◆ WHAT TO WORK ON: Copy out each line that mentions the word "imcoh".

(Excerpts from a figure dataset)
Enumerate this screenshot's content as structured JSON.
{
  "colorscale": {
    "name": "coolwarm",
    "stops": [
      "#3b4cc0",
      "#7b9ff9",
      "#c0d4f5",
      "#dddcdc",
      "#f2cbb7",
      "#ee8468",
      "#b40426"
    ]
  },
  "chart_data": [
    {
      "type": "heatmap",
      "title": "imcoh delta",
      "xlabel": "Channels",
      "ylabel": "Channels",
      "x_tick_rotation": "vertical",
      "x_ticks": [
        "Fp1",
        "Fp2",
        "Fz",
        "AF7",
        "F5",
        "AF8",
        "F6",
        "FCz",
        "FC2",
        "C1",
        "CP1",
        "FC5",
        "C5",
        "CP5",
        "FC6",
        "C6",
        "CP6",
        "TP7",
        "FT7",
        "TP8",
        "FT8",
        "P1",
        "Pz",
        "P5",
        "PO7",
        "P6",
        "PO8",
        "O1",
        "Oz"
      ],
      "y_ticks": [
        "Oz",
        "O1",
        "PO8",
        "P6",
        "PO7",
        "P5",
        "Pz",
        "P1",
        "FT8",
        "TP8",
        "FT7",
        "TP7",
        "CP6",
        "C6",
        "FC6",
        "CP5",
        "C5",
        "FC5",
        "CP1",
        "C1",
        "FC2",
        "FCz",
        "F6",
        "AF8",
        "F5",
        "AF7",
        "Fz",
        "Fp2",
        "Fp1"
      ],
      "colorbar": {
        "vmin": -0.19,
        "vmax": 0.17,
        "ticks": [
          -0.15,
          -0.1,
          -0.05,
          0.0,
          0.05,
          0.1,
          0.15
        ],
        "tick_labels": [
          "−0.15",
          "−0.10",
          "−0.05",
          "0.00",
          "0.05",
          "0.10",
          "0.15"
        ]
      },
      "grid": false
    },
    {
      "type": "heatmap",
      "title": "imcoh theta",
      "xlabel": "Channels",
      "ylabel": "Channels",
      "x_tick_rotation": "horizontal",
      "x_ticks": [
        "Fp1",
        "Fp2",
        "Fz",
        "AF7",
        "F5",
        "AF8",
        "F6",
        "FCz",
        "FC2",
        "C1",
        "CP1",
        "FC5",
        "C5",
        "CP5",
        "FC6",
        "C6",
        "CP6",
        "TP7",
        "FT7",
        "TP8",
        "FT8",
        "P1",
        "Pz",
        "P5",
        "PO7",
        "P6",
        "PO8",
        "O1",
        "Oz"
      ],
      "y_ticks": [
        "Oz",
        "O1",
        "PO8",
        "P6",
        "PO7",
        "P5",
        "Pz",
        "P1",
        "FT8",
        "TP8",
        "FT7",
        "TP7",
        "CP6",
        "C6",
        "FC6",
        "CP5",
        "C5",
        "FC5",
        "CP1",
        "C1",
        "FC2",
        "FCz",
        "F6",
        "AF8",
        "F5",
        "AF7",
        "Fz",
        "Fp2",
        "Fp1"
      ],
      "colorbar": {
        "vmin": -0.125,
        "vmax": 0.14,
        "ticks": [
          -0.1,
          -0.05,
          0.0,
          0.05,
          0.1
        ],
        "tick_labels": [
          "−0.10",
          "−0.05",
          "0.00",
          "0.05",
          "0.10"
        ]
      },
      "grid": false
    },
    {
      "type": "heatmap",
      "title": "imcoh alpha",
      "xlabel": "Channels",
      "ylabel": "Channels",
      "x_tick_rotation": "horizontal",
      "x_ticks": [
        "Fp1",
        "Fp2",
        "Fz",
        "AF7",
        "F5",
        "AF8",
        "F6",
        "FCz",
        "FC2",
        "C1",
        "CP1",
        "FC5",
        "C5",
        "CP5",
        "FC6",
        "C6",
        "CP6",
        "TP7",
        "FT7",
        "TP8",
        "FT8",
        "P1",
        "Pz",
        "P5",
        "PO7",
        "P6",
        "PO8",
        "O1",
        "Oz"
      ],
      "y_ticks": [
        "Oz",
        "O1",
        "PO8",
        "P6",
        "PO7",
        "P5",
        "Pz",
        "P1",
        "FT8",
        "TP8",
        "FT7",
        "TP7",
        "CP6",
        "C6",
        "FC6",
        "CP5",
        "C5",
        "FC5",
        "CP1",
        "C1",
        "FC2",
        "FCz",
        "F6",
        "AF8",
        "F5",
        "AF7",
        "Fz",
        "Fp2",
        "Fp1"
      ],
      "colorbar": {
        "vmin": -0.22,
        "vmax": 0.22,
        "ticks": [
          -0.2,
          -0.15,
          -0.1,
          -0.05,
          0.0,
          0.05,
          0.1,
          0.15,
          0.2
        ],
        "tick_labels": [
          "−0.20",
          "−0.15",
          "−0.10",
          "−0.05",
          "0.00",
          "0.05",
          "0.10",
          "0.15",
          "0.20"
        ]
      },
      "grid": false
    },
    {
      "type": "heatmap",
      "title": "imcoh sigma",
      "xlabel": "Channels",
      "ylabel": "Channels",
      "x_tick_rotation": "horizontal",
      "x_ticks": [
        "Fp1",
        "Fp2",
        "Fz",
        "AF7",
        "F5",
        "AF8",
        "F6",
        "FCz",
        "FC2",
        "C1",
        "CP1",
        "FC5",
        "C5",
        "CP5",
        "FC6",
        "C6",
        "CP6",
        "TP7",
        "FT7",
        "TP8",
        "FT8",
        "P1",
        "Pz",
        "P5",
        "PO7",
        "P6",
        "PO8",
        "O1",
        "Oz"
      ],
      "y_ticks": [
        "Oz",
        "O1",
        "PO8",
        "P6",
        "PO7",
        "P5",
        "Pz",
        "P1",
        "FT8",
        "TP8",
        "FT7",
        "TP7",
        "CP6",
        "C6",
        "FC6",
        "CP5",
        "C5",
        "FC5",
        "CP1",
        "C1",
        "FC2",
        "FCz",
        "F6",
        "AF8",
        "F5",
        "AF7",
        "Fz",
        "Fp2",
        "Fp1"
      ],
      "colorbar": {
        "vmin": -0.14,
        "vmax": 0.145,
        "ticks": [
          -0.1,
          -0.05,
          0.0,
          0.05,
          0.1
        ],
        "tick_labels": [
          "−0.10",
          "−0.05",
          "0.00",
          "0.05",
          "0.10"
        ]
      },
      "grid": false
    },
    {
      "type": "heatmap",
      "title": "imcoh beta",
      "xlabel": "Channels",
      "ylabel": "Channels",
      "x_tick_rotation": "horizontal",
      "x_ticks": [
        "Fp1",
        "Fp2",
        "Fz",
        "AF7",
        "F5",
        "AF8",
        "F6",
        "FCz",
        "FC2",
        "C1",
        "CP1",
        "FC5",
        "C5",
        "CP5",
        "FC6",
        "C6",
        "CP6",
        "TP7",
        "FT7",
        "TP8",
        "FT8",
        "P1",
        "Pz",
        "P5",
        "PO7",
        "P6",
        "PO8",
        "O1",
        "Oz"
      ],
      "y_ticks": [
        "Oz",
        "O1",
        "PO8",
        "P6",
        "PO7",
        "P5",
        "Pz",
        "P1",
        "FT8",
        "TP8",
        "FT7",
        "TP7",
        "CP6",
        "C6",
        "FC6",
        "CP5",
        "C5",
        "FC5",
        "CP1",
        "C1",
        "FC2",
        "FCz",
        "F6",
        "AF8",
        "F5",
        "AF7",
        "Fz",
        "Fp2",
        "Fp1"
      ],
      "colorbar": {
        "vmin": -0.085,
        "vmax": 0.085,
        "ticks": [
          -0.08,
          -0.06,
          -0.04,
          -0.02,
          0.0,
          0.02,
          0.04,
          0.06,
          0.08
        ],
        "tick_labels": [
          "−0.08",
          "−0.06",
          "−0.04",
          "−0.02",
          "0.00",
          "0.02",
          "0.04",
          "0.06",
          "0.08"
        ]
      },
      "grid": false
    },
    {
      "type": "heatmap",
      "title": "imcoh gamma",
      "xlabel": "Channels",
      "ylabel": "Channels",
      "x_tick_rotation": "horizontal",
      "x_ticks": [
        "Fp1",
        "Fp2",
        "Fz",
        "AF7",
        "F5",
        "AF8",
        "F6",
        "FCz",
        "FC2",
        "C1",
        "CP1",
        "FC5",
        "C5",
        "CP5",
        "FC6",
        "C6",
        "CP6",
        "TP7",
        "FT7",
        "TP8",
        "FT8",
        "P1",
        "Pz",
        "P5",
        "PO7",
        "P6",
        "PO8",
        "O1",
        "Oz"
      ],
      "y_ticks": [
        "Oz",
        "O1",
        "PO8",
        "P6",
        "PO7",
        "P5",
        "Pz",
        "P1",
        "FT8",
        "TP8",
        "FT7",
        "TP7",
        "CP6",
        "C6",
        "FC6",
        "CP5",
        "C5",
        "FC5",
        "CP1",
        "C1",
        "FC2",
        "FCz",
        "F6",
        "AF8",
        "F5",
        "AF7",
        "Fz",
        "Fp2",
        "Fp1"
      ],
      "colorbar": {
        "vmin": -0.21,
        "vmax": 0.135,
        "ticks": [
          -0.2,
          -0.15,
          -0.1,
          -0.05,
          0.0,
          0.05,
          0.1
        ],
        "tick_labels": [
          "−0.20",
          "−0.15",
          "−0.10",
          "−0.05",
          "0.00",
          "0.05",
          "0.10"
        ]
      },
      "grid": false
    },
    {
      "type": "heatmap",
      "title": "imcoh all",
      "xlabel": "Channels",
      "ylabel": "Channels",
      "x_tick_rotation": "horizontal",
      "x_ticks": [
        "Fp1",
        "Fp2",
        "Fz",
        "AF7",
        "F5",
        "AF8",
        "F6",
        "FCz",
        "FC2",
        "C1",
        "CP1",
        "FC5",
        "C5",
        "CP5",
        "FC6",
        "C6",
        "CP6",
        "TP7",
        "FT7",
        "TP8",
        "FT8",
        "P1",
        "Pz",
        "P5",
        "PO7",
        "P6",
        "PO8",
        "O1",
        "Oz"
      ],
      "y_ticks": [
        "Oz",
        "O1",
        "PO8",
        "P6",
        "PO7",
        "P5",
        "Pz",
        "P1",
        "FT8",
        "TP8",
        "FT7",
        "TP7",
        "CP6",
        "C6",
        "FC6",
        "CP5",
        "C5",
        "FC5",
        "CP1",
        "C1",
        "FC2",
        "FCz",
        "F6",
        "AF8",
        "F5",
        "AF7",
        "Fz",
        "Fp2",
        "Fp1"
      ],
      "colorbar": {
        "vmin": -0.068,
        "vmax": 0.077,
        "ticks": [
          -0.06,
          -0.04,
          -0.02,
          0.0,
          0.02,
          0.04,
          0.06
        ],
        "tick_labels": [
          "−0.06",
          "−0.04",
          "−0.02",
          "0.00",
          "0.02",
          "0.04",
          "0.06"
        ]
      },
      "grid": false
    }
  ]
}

◆ THE COMPLETED TASK:
      "title": "imcoh delta",
      "title": "imcoh theta",
      "title": "imcoh alpha",
      "title": "imcoh sigma",
      "title": "imcoh beta",
      "title": "imcoh gamma",
      "title": "imcoh all",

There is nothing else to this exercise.